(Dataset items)
— start —

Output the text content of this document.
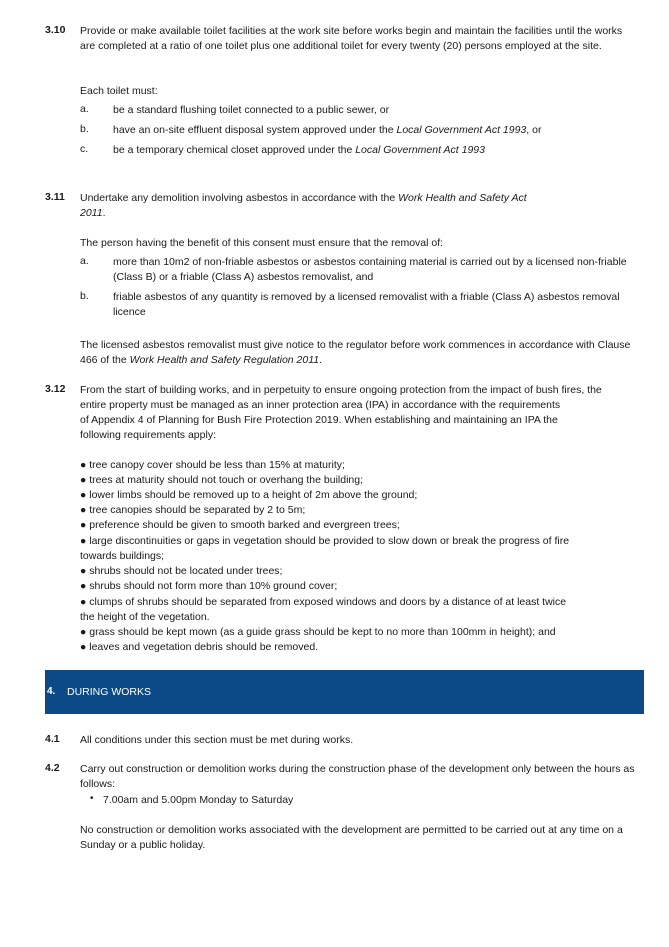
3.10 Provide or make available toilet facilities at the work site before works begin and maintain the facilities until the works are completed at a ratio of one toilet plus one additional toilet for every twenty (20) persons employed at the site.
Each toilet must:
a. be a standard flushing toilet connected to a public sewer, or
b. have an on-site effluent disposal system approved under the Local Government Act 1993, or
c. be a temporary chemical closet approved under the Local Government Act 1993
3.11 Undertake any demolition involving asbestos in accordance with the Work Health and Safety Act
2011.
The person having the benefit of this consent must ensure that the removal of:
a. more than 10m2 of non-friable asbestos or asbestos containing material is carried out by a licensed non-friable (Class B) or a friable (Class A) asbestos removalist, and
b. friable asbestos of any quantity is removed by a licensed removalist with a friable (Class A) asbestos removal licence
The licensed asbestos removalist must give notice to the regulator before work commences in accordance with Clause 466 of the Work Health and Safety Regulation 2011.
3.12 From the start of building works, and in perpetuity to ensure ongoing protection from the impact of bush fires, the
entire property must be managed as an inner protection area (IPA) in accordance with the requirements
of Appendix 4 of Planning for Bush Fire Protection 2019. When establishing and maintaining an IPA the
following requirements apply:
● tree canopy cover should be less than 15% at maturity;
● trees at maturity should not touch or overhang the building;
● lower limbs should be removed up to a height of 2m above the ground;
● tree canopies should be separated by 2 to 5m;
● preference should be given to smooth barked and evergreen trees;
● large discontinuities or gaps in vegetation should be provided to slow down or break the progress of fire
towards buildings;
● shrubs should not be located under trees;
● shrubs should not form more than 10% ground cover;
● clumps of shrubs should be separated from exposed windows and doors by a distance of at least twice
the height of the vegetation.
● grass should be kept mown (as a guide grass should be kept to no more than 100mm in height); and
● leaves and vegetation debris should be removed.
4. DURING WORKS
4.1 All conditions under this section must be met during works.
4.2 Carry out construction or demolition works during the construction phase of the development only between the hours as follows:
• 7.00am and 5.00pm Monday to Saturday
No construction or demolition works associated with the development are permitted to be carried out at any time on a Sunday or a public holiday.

— end —
— start —

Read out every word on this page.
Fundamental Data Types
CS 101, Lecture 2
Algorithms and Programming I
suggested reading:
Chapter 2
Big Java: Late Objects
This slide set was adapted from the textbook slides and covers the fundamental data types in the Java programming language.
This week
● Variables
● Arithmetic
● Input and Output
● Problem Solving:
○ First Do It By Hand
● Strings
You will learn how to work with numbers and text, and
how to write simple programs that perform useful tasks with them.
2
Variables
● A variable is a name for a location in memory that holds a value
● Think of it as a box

— end —

All lines that include "Output" are to be gathered and copied.

Output the text content of this document.
● Input and Output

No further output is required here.